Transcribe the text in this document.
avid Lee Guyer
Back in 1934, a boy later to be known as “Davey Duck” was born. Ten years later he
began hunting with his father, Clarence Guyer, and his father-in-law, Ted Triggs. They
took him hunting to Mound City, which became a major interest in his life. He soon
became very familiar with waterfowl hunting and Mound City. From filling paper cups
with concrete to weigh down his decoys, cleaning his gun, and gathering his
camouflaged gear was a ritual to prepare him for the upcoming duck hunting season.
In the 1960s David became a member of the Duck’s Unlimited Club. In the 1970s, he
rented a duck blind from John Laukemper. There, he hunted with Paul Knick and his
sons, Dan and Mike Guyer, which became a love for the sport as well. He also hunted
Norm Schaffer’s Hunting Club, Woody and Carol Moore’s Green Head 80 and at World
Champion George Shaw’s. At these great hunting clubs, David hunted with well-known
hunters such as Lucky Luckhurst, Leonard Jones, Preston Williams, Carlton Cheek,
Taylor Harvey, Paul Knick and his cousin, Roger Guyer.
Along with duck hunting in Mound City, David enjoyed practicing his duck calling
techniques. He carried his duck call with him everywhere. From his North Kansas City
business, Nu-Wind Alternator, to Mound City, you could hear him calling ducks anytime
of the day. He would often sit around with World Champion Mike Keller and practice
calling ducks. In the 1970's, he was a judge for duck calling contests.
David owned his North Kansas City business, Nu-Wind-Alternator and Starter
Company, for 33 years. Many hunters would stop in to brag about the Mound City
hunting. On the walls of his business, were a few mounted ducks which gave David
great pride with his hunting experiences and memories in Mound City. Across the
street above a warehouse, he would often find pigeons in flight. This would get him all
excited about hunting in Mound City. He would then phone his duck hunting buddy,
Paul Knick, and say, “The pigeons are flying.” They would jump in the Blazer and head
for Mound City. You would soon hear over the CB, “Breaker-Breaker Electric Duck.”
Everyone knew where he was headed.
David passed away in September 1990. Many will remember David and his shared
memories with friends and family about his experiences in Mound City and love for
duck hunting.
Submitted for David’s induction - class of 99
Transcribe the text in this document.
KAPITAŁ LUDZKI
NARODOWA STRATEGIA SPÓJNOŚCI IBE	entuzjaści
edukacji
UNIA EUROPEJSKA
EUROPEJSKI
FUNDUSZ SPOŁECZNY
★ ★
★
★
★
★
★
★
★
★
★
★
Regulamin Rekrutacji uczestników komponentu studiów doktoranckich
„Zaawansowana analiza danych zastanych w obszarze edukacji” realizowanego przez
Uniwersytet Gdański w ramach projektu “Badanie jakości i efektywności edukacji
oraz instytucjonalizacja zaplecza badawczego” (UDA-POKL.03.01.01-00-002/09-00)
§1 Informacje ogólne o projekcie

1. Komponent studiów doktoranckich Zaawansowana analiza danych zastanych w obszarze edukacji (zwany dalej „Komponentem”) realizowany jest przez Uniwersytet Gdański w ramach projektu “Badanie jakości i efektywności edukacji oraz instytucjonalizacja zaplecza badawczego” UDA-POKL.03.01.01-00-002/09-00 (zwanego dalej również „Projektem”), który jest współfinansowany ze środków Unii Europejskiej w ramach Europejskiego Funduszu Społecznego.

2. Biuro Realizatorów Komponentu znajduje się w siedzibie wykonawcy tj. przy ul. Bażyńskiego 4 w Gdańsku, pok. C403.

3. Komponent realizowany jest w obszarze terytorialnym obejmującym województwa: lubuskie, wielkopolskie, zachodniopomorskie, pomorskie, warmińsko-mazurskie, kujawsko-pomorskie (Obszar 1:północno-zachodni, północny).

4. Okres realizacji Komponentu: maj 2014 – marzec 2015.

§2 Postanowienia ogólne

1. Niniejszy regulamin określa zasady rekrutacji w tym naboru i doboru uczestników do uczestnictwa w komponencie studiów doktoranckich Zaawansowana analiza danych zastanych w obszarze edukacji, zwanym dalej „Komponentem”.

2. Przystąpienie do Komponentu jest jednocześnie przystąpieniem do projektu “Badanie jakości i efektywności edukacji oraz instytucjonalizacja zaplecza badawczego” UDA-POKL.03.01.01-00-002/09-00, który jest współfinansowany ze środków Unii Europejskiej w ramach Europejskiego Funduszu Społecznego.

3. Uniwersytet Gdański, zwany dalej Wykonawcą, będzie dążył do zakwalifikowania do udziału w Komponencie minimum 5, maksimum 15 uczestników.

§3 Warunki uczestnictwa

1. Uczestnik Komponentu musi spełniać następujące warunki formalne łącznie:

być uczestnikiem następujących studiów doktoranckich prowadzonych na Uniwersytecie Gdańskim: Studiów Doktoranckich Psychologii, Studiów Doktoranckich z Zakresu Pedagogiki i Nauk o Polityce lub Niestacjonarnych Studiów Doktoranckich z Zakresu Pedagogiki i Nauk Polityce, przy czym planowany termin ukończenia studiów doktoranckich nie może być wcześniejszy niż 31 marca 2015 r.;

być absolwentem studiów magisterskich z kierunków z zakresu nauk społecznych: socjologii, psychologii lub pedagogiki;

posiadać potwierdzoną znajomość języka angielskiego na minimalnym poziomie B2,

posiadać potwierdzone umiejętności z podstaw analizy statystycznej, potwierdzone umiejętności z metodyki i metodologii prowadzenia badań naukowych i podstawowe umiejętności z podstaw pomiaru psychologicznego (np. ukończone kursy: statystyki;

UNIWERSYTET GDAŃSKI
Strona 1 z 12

** Written problem **
Give the listing above again, word for word.

** Solved exercise **
Transcribe the text in this document.
avid Lee Guyer
Back in 1934, a boy later to be known as “Davey Duck” was born. Ten years later he
began hunting with his father, Clarence Guyer, and his father-in-law, Ted Triggs. They
took him hunting to Mound City, which became a major interest in his life. He soon
became very familiar with waterfowl hunting and Mound City. From filling paper cups
with concrete to weigh down his decoys, cleaning his gun, and gathering his
camouflaged gear was a ritual to prepare him for the upcoming duck hunting season.
In the 1960s David became a member of the Duck’s Unlimited Club. In the 1970s, he
rented a duck blind from John Laukemper. There, he hunted with Paul Knick and his
sons, Dan and Mike Guyer, which became a love for the sport as well. He also hunted
Norm Schaffer’s Hunting Club, Woody and Carol Moore’s Green Head 80 and at World
Champion George Shaw’s. At these great hunting clubs, David hunted with well-known
hunters such as Lucky Luckhurst, Leonard Jones, Preston Williams, Carlton Cheek,
Taylor Harvey, Paul Knick and his cousin, Roger Guyer.
Along with duck hunting in Mound City, David enjoyed practicing his duck calling
techniques. He carried his duck call with him everywhere. From his North Kansas City
business, Nu-Wind Alternator, to Mound City, you could hear him calling ducks anytime
of the day. He would often sit around with World Champion Mike Keller and practice
calling ducks. In the 1970's, he was a judge for duck calling contests.
David owned his North Kansas City business, Nu-Wind-Alternator and Starter
Company, for 33 years. Many hunters would stop in to brag about the Mound City
hunting. On the walls of his business, were a few mounted ducks which gave David
great pride with his hunting experiences and memories in Mound City. Across the
street above a warehouse, he would often find pigeons in flight. This would get him all
excited about hunting in Mound City. He would then phone his duck hunting buddy,
Paul Knick, and say, “The pigeons are flying.” They would jump in the Blazer and head
for Mound City. You would soon hear over the CB, “Breaker-Breaker Electric Duck.”
Everyone knew where he was headed.
David passed away in September 1990. Many will remember David and his shared
memories with friends and family about his experiences in Mound City and love for
duck hunting.
Submitted for David’s induction - class of 99
Transcribe the text in this document.
KAPITAŁ LUDZKI
NARODOWA STRATEGIA SPÓJNOŚCI IBE	entuzjaści
edukacji
UNIA EUROPEJSKA
EUROPEJSKI
FUNDUSZ SPOŁECZNY
★ ★
★
★
★
★
★
★
★
★
★
★
Regulamin Rekrutacji uczestników komponentu studiów doktoranckich
„Zaawansowana analiza danych zastanych w obszarze edukacji” realizowanego przez
Uniwersytet Gdański w ramach projektu “Badanie jakości i efektywności edukacji
oraz instytucjonalizacja zaplecza badawczego” (UDA-POKL.03.01.01-00-002/09-00)
§1 Informacje ogólne o projekcie

1. Komponent studiów doktoranckich Zaawansowana analiza danych zastanych w obszarze edukacji (zwany dalej „Komponentem”) realizowany jest przez Uniwersytet Gdański w ramach projektu “Badanie jakości i efektywności edukacji oraz instytucjonalizacja zaplecza badawczego” UDA-POKL.03.01.01-00-002/09-00 (zwanego dalej również „Projektem”), który jest współfinansowany ze środków Unii Europejskiej w ramach Europejskiego Funduszu Społecznego.

2. Biuro Realizatorów Komponentu znajduje się w siedzibie wykonawcy tj. przy ul. Bażyńskiego 4 w Gdańsku, pok. C403.

3. Komponent realizowany jest w obszarze terytorialnym obejmującym województwa: lubuskie, wielkopolskie, zachodniopomorskie, pomorskie, warmińsko-mazurskie, kujawsko-pomorskie (Obszar 1:północno-zachodni, północny).

4. Okres realizacji Komponentu: maj 2014 – marzec 2015.

§2 Postanowienia ogólne

1. Niniejszy regulamin określa zasady rekrutacji w tym naboru i doboru uczestników do uczestnictwa w komponencie studiów doktoranckich Zaawansowana analiza danych zastanych w obszarze edukacji, zwanym dalej „Komponentem”.

2. Przystąpienie do Komponentu jest jednocześnie przystąpieniem do projektu “Badanie jakości i efektywności edukacji oraz instytucjonalizacja zaplecza badawczego” UDA-POKL.03.01.01-00-002/09-00, który jest współfinansowany ze środków Unii Europejskiej w ramach Europejskiego Funduszu Społecznego.

3. Uniwersytet Gdański, zwany dalej Wykonawcą, będzie dążył do zakwalifikowania do udziału w Komponencie minimum 5, maksimum 15 uczestników.

§3 Warunki uczestnictwa

1. Uczestnik Komponentu musi spełniać następujące warunki formalne łącznie:

być uczestnikiem następujących studiów doktoranckich prowadzonych na Uniwersytecie Gdańskim: Studiów Doktoranckich Psychologii, Studiów Doktoranckich z Zakresu Pedagogiki i Nauk o Polityce lub Niestacjonarnych Studiów Doktoranckich z Zakresu Pedagogiki i Nauk Polityce, przy czym planowany termin ukończenia studiów doktoranckich nie może być wcześniejszy niż 31 marca 2015 r.;

być absolwentem studiów magisterskich z kierunków z zakresu nauk społecznych: socjologii, psychologii lub pedagogiki;

posiadać potwierdzoną znajomość języka angielskiego na minimalnym poziomie B2,

posiadać potwierdzone umiejętności z podstaw analizy statystycznej, potwierdzone umiejętności z metodyki i metodologii prowadzenia badań naukowych i podstawowe umiejętności z podstaw pomiaru psychologicznego (np. ukończone kursy: statystyki;

UNIWERSYTET GDAŃSKI
Strona 1 z 12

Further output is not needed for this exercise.